Provided records
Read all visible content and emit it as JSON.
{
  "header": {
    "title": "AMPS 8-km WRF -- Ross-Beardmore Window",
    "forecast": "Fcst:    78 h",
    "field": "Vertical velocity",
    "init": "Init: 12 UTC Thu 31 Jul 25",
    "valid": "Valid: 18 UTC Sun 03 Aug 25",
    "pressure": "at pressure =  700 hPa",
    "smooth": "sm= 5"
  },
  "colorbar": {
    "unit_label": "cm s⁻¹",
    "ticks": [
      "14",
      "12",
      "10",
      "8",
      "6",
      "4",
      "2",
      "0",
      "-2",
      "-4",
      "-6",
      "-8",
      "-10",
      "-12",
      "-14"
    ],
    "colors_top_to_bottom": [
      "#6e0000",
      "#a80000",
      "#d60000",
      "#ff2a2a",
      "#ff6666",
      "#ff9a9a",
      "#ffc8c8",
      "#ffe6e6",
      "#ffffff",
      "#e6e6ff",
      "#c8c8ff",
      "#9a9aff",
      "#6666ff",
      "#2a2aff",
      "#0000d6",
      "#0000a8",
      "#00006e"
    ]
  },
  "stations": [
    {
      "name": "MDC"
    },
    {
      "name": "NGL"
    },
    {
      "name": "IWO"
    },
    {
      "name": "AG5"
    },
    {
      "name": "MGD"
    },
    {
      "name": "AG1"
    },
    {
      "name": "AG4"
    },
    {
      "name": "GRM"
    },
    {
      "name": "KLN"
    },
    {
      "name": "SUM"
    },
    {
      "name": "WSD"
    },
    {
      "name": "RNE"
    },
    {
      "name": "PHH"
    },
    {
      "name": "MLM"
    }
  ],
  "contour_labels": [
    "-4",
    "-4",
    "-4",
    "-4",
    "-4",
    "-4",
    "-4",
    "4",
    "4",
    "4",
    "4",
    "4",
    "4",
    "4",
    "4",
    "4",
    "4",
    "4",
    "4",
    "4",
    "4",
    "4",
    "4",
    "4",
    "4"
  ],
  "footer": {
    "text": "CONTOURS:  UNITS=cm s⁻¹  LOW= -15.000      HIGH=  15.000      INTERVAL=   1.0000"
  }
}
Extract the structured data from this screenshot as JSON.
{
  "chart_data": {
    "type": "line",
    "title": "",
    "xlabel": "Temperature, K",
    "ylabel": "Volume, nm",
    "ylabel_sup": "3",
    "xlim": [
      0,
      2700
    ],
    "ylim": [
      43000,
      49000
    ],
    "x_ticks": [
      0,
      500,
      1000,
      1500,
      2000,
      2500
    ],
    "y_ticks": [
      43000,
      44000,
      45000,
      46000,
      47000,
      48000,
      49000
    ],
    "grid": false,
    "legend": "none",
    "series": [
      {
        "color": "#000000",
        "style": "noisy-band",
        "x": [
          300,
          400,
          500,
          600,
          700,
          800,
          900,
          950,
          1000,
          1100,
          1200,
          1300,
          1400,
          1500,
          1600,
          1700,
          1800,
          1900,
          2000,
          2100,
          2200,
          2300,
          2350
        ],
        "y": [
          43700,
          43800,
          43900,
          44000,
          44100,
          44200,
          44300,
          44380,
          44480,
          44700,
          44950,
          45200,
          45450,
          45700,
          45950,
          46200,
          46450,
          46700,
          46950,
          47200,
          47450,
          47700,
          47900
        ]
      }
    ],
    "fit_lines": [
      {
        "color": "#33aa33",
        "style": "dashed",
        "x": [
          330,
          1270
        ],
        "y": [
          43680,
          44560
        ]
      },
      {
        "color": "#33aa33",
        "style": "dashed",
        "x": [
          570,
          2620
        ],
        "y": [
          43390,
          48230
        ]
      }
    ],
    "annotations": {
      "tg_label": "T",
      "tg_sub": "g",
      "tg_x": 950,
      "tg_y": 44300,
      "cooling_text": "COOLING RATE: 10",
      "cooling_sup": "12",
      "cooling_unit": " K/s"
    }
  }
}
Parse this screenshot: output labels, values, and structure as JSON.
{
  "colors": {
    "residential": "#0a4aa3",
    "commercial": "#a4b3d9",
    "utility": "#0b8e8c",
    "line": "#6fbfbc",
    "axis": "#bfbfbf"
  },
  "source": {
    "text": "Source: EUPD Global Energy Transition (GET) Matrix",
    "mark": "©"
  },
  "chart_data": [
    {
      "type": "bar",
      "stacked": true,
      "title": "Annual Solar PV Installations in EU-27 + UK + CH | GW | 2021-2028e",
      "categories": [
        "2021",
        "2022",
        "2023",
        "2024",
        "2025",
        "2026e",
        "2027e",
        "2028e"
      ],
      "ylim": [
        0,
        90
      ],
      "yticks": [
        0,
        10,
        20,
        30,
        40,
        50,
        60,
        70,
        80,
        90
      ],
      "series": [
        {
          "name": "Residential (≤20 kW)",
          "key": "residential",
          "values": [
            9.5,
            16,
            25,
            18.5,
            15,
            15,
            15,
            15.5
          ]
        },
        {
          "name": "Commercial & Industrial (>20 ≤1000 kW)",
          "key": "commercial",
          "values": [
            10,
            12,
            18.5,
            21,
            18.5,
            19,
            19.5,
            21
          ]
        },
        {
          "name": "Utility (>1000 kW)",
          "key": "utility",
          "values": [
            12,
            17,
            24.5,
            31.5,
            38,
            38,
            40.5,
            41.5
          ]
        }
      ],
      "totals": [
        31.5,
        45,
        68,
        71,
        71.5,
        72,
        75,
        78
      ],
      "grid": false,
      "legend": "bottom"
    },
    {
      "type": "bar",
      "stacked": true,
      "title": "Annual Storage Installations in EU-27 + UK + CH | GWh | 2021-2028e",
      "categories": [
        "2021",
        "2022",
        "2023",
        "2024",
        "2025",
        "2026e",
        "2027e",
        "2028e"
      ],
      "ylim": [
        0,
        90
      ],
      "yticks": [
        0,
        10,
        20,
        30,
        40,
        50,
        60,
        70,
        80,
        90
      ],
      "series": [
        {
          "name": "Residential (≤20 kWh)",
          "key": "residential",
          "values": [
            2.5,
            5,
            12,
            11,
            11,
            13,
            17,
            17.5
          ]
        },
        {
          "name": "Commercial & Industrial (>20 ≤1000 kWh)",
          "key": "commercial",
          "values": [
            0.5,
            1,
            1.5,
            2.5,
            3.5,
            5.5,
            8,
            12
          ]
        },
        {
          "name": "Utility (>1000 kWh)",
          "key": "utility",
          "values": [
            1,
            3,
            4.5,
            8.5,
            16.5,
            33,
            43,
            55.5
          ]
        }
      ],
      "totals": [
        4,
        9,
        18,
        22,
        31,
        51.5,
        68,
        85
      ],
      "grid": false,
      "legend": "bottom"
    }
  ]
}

Short task
Return all of the data word for word.

Worked answer
Read all visible content and emit it as JSON.
{
  "header": {
    "title": "AMPS 8-km WRF -- Ross-Beardmore Window",
    "forecast": "Fcst:    78 h",
    "field": "Vertical velocity",
    "init": "Init: 12 UTC Thu 31 Jul 25",
    "valid": "Valid: 18 UTC Sun 03 Aug 25",
    "pressure": "at pressure =  700 hPa",
    "smooth": "sm= 5"
  },
  "colorbar": {
    "unit_label": "cm s⁻¹",
    "ticks": [
      "14",
      "12",
      "10",
      "8",
      "6",
      "4",
      "2",
      "0",
      "-2",
      "-4",
      "-6",
      "-8",
      "-10",
      "-12",
      "-14"
    ],
    "colors_top_to_bottom": [
      "#6e0000",
      "#a80000",
      "#d60000",
      "#ff2a2a",
      "#ff6666",
      "#ff9a9a",
      "#ffc8c8",
      "#ffe6e6",
      "#ffffff",
      "#e6e6ff",
      "#c8c8ff",
      "#9a9aff",
      "#6666ff",
      "#2a2aff",
      "#0000d6",
      "#0000a8",
      "#00006e"
    ]
  },
  "stations": [
    {
      "name": "MDC"
    },
    {
      "name": "NGL"
    },
    {
      "name": "IWO"
    },
    {
      "name": "AG5"
    },
    {
      "name": "MGD"
    },
    {
      "name": "AG1"
    },
    {
      "name": "AG4"
    },
    {
      "name": "GRM"
    },
    {
      "name": "KLN"
    },
    {
      "name": "SUM"
    },
    {
      "name": "WSD"
    },
    {
      "name": "RNE"
    },
    {
      "name": "PHH"
    },
    {
      "name": "MLM"
    }
  ],
  "contour_labels": [
    "-4",
    "-4",
    "-4",
    "-4",
    "-4",
    "-4",
    "-4",
    "4",
    "4",
    "4",
    "4",
    "4",
    "4",
    "4",
    "4",
    "4",
    "4",
    "4",
    "4",
    "4",
    "4",
    "4",
    "4",
    "4",
    "4"
  ],
  "footer": {
    "text": "CONTOURS:  UNITS=cm s⁻¹  LOW= -15.000      HIGH=  15.000      INTERVAL=   1.0000"
  }
}
Extract the structured data from this screenshot as JSON.
{
  "chart_data": {
    "type": "line",
    "title": "",
    "xlabel": "Temperature, K",
    "ylabel": "Volume, nm",
    "ylabel_sup": "3",
    "xlim": [
      0,
      2700
    ],
    "ylim": [
      43000,
      49000
    ],
    "x_ticks": [
      0,
      500,
      1000,
      1500,
      2000,
      2500
    ],
    "y_ticks": [
      43000,
      44000,
      45000,
      46000,
      47000,
      48000,
      49000
    ],
    "grid": false,
    "legend": "none",
    "series": [
      {
        "color": "#000000",
        "style": "noisy-band",
        "x": [
          300,
          400,
          500,
          600,
          700,
          800,
          900,
          950,
          1000,
          1100,
          1200,
          1300,
          1400,
          1500,
          1600,
          1700,
          1800,
          1900,
          2000,
          2100,
          2200,
          2300,
          2350
        ],
        "y": [
          43700,
          43800,
          43900,
          44000,
          44100,
          44200,
          44300,
          44380,
          44480,
          44700,
          44950,
          45200,
          45450,
          45700,
          45950,
          46200,
          46450,
          46700,
          46950,
          47200,
          47450,
          47700,
          47900
        ]
      }
    ],
    "fit_lines": [
      {
        "color": "#33aa33",
        "style": "dashed",
        "x": [
          330,
          1270
        ],
        "y": [
          43680,
          44560
        ]
      },
      {
        "color": "#33aa33",
        "style": "dashed",
        "x": [
          570,
          2620
        ],
        "y": [
          43390,
          48230
        ]
      }
    ],
    "annotations": {
      "tg_label": "T",
      "tg_sub": "g",
      "tg_x": 950,
      "tg_y": 44300,
      "cooling_text": "COOLING RATE: 10",
      "cooling_sup": "12",
      "cooling_unit": " K/s"
    }
  }
}
Parse this screenshot: output labels, values, and structure as JSON.
{
  "colors": {
    "residential": "#0a4aa3",
    "commercial": "#a4b3d9",
    "utility": "#0b8e8c",
    "line": "#6fbfbc",
    "axis": "#bfbfbf"
  },
  "source": {
    "text": "Source: EUPD Global Energy Transition (GET) Matrix",
    "mark": "©"
  },
  "chart_data": [
    {
      "type": "bar",
      "stacked": true,
      "title": "Annual Solar PV Installations in EU-27 + UK + CH | GW | 2021-2028e",
      "categories": [
        "2021",
        "2022",
        "2023",
        "2024",
        "2025",
        "2026e",
        "2027e",
        "2028e"
      ],
      "ylim": [
        0,
        90
      ],
      "yticks": [
        0,
        10,
        20,
        30,
        40,
        50,
        60,
        70,
        80,
        90
      ],
      "series": [
        {
          "name": "Residential (≤20 kW)",
          "key": "residential",
          "values": [
            9.5,
            16,
            25,
            18.5,
            15,
            15,
            15,
            15.5
          ]
        },
        {
          "name": "Commercial & Industrial (>20 ≤1000 kW)",
          "key": "commercial",
          "values": [
            10,
            12,
            18.5,
            21,
            18.5,
            19,
            19.5,
            21
          ]
        },
        {
          "name": "Utility (>1000 kW)",
          "key": "utility",
          "values": [
            12,
            17,
            24.5,
            31.5,
            38,
            38,
            40.5,
            41.5
          ]
        }
      ],
      "totals": [
        31.5,
        45,
        68,
        71,
        71.5,
        72,
        75,
        78
      ],
      "grid": false,
      "legend": "bottom"
    },
    {
      "type": "bar",
      "stacked": true,
      "title": "Annual Storage Installations in EU-27 + UK + CH | GWh | 2021-2028e",
      "categories": [
        "2021",
        "2022",
        "2023",
        "2024",
        "2025",
        "2026e",
        "2027e",
        "2028e"
      ],
      "ylim": [
        0,
        90
      ],
      "yticks": [
        0,
        10,
        20,
        30,
        40,
        50,
        60,
        70,
        80,
        90
      ],
      "series": [
        {
          "name": "Residential (≤20 kWh)",
          "key": "residential",
          "values": [
            2.5,
            5,
            12,
            11,
            11,
            13,
            17,
            17.5
          ]
        },
        {
          "name": "Commercial & Industrial (>20 ≤1000 kWh)",
          "key": "commercial",
          "values": [
            0.5,
            1,
            1.5,
            2.5,
            3.5,
            5.5,
            8,
            12
          ]
        },
        {
          "name": "Utility (>1000 kWh)",
          "key": "utility",
          "values": [
            1,
            3,
            4.5,
            8.5,
            16.5,
            33,
            43,
            55.5
          ]
        }
      ],
      "totals": [
        4,
        9,
        18,
        22,
        31,
        51.5,
        68,
        85
      ],
      "grid": false,
      "legend": "bottom"
    }
  ]
}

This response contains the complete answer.